* Task requirements *
Search the material below for the word "type" and copy every line in which it occurs.

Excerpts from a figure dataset
— start —

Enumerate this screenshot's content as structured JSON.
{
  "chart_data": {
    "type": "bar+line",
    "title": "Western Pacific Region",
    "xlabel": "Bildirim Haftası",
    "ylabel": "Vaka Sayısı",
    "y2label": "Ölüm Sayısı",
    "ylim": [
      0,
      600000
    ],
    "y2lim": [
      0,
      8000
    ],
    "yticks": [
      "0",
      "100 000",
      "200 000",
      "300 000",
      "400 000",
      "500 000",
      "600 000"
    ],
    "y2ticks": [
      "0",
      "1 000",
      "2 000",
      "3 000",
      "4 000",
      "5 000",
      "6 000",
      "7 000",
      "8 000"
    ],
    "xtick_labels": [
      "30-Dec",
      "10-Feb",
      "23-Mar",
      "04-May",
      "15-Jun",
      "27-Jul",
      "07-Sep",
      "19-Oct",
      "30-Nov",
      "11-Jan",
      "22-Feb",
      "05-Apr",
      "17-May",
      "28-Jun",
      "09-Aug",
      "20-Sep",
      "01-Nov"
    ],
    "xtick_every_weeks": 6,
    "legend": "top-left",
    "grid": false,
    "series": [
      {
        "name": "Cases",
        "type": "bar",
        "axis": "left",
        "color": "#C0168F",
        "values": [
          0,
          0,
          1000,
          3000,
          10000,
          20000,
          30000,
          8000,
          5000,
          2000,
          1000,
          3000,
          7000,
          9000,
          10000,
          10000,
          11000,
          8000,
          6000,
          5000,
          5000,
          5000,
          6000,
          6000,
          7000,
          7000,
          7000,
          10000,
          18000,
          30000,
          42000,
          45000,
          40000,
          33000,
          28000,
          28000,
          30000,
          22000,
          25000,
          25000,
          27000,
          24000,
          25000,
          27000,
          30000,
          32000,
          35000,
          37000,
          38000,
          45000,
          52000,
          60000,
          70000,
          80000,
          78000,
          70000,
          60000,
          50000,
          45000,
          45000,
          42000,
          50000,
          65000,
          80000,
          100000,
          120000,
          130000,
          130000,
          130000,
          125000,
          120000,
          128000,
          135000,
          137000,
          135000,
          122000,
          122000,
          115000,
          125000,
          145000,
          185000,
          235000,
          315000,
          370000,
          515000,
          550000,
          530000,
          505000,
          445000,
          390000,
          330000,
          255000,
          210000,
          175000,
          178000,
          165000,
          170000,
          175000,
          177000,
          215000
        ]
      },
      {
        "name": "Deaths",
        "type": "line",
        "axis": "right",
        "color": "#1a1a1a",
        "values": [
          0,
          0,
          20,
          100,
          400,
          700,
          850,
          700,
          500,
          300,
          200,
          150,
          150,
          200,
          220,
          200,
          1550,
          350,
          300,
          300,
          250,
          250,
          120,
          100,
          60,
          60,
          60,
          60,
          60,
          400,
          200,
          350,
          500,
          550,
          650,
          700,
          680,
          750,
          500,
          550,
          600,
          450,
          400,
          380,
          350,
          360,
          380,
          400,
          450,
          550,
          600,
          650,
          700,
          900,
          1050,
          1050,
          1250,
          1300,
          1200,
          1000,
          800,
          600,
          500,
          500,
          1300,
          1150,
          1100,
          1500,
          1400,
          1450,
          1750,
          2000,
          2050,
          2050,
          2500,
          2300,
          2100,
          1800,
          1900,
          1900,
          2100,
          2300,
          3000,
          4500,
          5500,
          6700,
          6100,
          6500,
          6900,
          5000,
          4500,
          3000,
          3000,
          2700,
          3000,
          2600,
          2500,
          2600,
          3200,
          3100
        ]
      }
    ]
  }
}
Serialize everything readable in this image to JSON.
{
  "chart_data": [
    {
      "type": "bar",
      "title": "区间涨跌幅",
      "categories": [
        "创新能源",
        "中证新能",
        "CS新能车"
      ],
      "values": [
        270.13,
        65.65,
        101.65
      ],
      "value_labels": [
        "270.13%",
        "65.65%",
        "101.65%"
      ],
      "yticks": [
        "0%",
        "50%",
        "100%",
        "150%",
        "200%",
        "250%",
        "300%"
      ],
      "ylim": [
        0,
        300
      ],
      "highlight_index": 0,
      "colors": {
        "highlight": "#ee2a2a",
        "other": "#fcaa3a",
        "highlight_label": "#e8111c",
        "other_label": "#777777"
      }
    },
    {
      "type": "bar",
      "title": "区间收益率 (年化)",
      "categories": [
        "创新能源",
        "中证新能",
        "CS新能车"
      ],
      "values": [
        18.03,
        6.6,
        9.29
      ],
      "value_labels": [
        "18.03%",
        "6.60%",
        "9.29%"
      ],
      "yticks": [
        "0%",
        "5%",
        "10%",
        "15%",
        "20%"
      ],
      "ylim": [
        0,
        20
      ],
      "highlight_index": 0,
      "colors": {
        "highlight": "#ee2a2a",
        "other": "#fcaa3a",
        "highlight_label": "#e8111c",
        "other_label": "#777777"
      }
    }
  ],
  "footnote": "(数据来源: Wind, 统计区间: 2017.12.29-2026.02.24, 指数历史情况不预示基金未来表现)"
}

— end —

* Finished answer *
    "type": "bar+line",
        "type": "bar",
        "type": "line",
      "type": "bar",
      "type": "bar",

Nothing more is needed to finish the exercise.